Stored records
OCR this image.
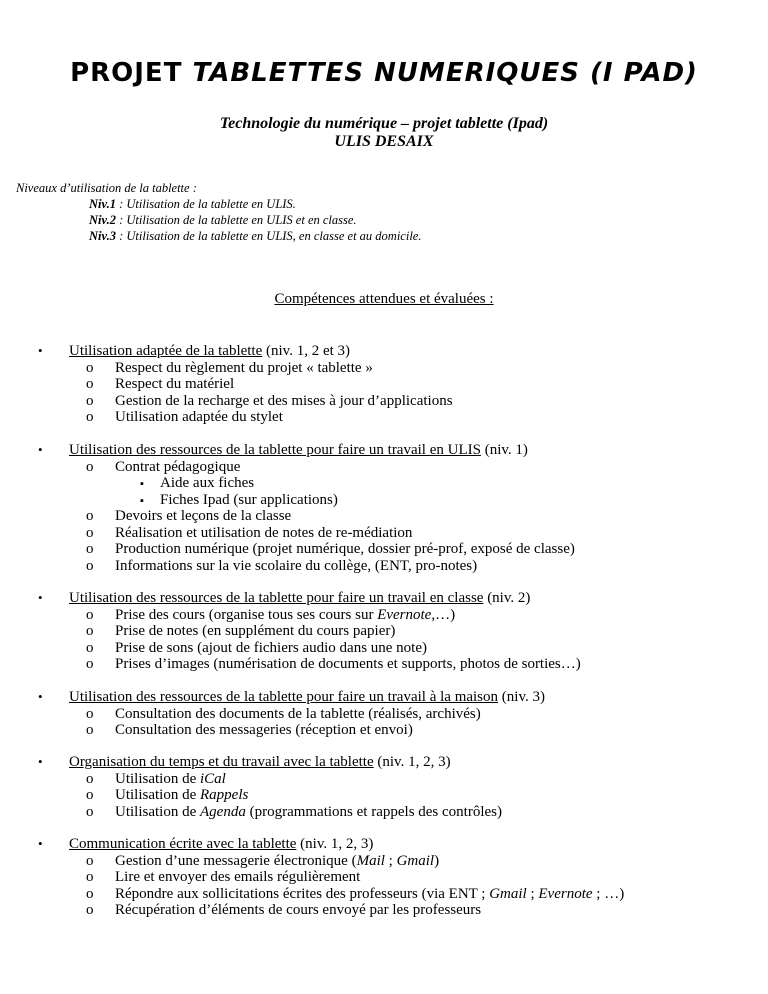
PROJET TABLETTES NUMERIQUES (I PAD)
Technologie du numérique – projet tablette (Ipad)
ULIS DESAIX
Niveaux d’utilisation de la tablette :
Niv.1 : Utilisation de la tablette en ULIS.
Niv.2 : Utilisation de la tablette en ULIS et en classe.
Niv.3 : Utilisation de la tablette en ULIS, en classe et au domicile.
Compétences attendues et évaluées :
• Utilisation adaptée de la tablette (niv. 1, 2 et 3)
o Respect du règlement du projet « tablette »
o Respect du matériel
o Gestion de la recharge et des mises à jour d’applications
o Utilisation adaptée du stylet
• Utilisation des ressources de la tablette pour faire un travail en ULIS (niv. 1)
o Contrat pédagogique
▪ Aide aux fiches
▪ Fiches Ipad (sur applications)
o Devoirs et leçons de la classe
o Réalisation et utilisation de notes de re-médiation
o Production numérique (projet numérique, dossier pré-prof, exposé de classe)
o Informations sur la vie scolaire du collège, (ENT, pro-notes)
• Utilisation des ressources de la tablette pour faire un travail en classe (niv. 2)
o Prise des cours (organise tous ses cours sur Evernote,…)
o Prise de notes (en supplément du cours papier)
o Prise de sons (ajout de fichiers audio dans une note)
o Prises d’images (numérisation de documents et supports, photos de sorties…)
• Utilisation des ressources de la tablette pour faire un travail à la maison (niv. 3)
o Consultation des documents de la tablette (réalisés, archivés)
o Consultation des messageries (réception et envoi)
• Organisation du temps et du travail avec la tablette (niv. 1, 2, 3)
o Utilisation de iCal
o Utilisation de Rappels
o Utilisation de Agenda (programmations et rappels des contrôles)
• Communication écrite avec la tablette (niv. 1, 2, 3)
o Gestion d’une messagerie électronique (Mail ; Gmail)
o Lire et envoyer des emails régulièrement
o Répondre aux sollicitations écrites des professeurs (via ENT ; Gmail ; Evernote ; …)
o Récupération d’éléments de cours envoyé par les professeurs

> What this task involves
Across the entries above, how many lines contain "applications"? Provide only the count.

> The result
2